— START —
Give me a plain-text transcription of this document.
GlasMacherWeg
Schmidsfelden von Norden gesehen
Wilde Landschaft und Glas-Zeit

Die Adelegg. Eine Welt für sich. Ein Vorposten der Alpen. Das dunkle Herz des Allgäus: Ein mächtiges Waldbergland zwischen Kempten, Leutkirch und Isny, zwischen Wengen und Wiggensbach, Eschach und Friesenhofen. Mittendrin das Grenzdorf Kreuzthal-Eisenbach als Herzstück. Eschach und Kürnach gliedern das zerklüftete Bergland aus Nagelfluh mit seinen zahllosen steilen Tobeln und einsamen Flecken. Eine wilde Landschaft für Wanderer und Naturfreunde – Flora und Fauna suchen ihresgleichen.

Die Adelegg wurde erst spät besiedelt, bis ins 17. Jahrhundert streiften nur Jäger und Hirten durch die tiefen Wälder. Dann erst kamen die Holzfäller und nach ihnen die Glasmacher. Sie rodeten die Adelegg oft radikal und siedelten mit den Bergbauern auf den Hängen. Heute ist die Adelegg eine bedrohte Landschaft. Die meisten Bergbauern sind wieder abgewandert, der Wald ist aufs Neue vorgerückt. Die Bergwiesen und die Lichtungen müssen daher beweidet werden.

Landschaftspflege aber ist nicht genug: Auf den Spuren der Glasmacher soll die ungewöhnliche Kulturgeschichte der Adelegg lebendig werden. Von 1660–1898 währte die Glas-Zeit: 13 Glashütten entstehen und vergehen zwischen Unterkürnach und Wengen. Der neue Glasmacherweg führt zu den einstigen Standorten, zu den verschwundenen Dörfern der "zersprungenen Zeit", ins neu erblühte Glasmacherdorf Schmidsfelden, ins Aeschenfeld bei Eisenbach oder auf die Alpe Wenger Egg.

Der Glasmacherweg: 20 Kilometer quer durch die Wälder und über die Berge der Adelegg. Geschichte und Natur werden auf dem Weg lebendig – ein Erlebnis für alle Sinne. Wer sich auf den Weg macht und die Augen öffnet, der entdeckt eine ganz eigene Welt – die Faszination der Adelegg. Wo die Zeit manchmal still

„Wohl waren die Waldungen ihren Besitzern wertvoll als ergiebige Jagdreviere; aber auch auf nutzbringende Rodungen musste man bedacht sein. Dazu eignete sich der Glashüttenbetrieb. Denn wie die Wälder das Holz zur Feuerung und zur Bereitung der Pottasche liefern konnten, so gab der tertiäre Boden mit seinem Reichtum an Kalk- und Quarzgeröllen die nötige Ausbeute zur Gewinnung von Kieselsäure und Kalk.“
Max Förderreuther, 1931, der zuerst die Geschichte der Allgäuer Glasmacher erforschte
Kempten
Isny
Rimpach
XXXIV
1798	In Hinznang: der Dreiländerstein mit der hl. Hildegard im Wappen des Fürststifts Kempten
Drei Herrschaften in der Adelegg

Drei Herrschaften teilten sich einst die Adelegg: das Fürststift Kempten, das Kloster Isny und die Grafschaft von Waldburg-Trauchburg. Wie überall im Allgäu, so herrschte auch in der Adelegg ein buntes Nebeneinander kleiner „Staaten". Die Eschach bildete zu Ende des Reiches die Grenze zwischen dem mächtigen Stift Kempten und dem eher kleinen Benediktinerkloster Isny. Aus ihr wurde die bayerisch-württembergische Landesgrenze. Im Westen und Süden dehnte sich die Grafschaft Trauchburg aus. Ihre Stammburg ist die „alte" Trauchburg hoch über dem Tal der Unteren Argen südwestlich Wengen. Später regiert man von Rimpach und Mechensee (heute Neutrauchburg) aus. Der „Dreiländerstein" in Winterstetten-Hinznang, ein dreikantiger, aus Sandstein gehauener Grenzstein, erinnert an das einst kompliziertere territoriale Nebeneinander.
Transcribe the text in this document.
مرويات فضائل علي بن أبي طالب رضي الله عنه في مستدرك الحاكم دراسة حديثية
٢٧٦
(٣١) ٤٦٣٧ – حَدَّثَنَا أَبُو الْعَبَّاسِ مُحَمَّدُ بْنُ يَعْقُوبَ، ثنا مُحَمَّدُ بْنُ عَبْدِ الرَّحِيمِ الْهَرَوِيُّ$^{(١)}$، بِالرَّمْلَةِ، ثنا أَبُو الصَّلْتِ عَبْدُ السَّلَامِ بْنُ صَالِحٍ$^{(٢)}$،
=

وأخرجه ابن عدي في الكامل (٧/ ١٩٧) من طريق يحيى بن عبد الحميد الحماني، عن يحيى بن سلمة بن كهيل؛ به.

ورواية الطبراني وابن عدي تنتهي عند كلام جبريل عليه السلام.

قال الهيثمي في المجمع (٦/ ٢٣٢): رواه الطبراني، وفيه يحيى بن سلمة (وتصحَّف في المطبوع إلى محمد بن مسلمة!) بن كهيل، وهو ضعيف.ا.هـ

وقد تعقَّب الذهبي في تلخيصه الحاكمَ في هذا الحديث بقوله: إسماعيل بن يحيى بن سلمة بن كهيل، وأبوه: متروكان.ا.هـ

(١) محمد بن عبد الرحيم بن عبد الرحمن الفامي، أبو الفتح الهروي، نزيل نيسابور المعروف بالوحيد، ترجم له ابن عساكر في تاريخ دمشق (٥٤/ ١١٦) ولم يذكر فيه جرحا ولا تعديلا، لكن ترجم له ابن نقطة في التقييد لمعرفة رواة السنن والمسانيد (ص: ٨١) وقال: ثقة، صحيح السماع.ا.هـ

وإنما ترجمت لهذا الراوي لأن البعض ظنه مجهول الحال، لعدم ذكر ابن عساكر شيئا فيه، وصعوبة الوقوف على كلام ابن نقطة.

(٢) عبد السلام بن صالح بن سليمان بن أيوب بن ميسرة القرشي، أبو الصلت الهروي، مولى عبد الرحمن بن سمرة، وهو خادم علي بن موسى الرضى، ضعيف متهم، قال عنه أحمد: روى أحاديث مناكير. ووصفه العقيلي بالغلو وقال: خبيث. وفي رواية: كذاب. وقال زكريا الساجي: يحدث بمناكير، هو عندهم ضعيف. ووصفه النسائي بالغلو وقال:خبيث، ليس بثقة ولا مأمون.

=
— END —
## Request:
Reproduce each entry from the records above, character for character.

## In response:
Give me a plain-text transcription of this document.
GlasMacherWeg
Schmidsfelden von Norden gesehen
Wilde Landschaft und Glas-Zeit

Die Adelegg. Eine Welt für sich. Ein Vorposten der Alpen. Das dunkle Herz des Allgäus: Ein mächtiges Waldbergland zwischen Kempten, Leutkirch und Isny, zwischen Wengen und Wiggensbach, Eschach und Friesenhofen. Mittendrin das Grenzdorf Kreuzthal-Eisenbach als Herzstück. Eschach und Kürnach gliedern das zerklüftete Bergland aus Nagelfluh mit seinen zahllosen steilen Tobeln und einsamen Flecken. Eine wilde Landschaft für Wanderer und Naturfreunde – Flora und Fauna suchen ihresgleichen.

Die Adelegg wurde erst spät besiedelt, bis ins 17. Jahrhundert streiften nur Jäger und Hirten durch die tiefen Wälder. Dann erst kamen die Holzfäller und nach ihnen die Glasmacher. Sie rodeten die Adelegg oft radikal und siedelten mit den Bergbauern auf den Hängen. Heute ist die Adelegg eine bedrohte Landschaft. Die meisten Bergbauern sind wieder abgewandert, der Wald ist aufs Neue vorgerückt. Die Bergwiesen und die Lichtungen müssen daher beweidet werden.

Landschaftspflege aber ist nicht genug: Auf den Spuren der Glasmacher soll die ungewöhnliche Kulturgeschichte der Adelegg lebendig werden. Von 1660–1898 währte die Glas-Zeit: 13 Glashütten entstehen und vergehen zwischen Unterkürnach und Wengen. Der neue Glasmacherweg führt zu den einstigen Standorten, zu den verschwundenen Dörfern der "zersprungenen Zeit", ins neu erblühte Glasmacherdorf Schmidsfelden, ins Aeschenfeld bei Eisenbach oder auf die Alpe Wenger Egg.

Der Glasmacherweg: 20 Kilometer quer durch die Wälder und über die Berge der Adelegg. Geschichte und Natur werden auf dem Weg lebendig – ein Erlebnis für alle Sinne. Wer sich auf den Weg macht und die Augen öffnet, der entdeckt eine ganz eigene Welt – die Faszination der Adelegg. Wo die Zeit manchmal still

„Wohl waren die Waldungen ihren Besitzern wertvoll als ergiebige Jagdreviere; aber auch auf nutzbringende Rodungen musste man bedacht sein. Dazu eignete sich der Glashüttenbetrieb. Denn wie die Wälder das Holz zur Feuerung und zur Bereitung der Pottasche liefern konnten, so gab der tertiäre Boden mit seinem Reichtum an Kalk- und Quarzgeröllen die nötige Ausbeute zur Gewinnung von Kieselsäure und Kalk.“
Max Förderreuther, 1931, der zuerst die Geschichte der Allgäuer Glasmacher erforschte
Kempten
Isny
Rimpach
XXXIV
1798	In Hinznang: der Dreiländerstein mit der hl. Hildegard im Wappen des Fürststifts Kempten
Drei Herrschaften in der Adelegg

Drei Herrschaften teilten sich einst die Adelegg: das Fürststift Kempten, das Kloster Isny und die Grafschaft von Waldburg-Trauchburg. Wie überall im Allgäu, so herrschte auch in der Adelegg ein buntes Nebeneinander kleiner „Staaten". Die Eschach bildete zu Ende des Reiches die Grenze zwischen dem mächtigen Stift Kempten und dem eher kleinen Benediktinerkloster Isny. Aus ihr wurde die bayerisch-württembergische Landesgrenze. Im Westen und Süden dehnte sich die Grafschaft Trauchburg aus. Ihre Stammburg ist die „alte" Trauchburg hoch über dem Tal der Unteren Argen südwestlich Wengen. Später regiert man von Rimpach und Mechensee (heute Neutrauchburg) aus. Der „Dreiländerstein" in Winterstetten-Hinznang, ein dreikantiger, aus Sandstein gehauener Grenzstein, erinnert an das einst kompliziertere territoriale Nebeneinander.
Transcribe the text in this document.
مرويات فضائل علي بن أبي طالب رضي الله عنه في مستدرك الحاكم دراسة حديثية
٢٧٦
(٣١) ٤٦٣٧ – حَدَّثَنَا أَبُو الْعَبَّاسِ مُحَمَّدُ بْنُ يَعْقُوبَ، ثنا مُحَمَّدُ بْنُ عَبْدِ الرَّحِيمِ الْهَرَوِيُّ$^{(١)}$، بِالرَّمْلَةِ، ثنا أَبُو الصَّلْتِ عَبْدُ السَّلَامِ بْنُ صَالِحٍ$^{(٢)}$،
=

وأخرجه ابن عدي في الكامل (٧/ ١٩٧) من طريق يحيى بن عبد الحميد الحماني، عن يحيى بن سلمة بن كهيل؛ به.

ورواية الطبراني وابن عدي تنتهي عند كلام جبريل عليه السلام.

قال الهيثمي في المجمع (٦/ ٢٣٢): رواه الطبراني، وفيه يحيى بن سلمة (وتصحَّف في المطبوع إلى محمد بن مسلمة!) بن كهيل، وهو ضعيف.ا.هـ

وقد تعقَّب الذهبي في تلخيصه الحاكمَ في هذا الحديث بقوله: إسماعيل بن يحيى بن سلمة بن كهيل، وأبوه: متروكان.ا.هـ

(١) محمد بن عبد الرحيم بن عبد الرحمن الفامي، أبو الفتح الهروي، نزيل نيسابور المعروف بالوحيد، ترجم له ابن عساكر في تاريخ دمشق (٥٤/ ١١٦) ولم يذكر فيه جرحا ولا تعديلا، لكن ترجم له ابن نقطة في التقييد لمعرفة رواة السنن والمسانيد (ص: ٨١) وقال: ثقة، صحيح السماع.ا.هـ

وإنما ترجمت لهذا الراوي لأن البعض ظنه مجهول الحال، لعدم ذكر ابن عساكر شيئا فيه، وصعوبة الوقوف على كلام ابن نقطة.

(٢) عبد السلام بن صالح بن سليمان بن أيوب بن ميسرة القرشي، أبو الصلت الهروي، مولى عبد الرحمن بن سمرة، وهو خادم علي بن موسى الرضى، ضعيف متهم، قال عنه أحمد: روى أحاديث مناكير. ووصفه العقيلي بالغلو وقال: خبيث. وفي رواية: كذاب. وقال زكريا الساجي: يحدث بمناكير، هو عندهم ضعيف. ووصفه النسائي بالغلو وقال:خبيث، ليس بثقة ولا مأمون.

=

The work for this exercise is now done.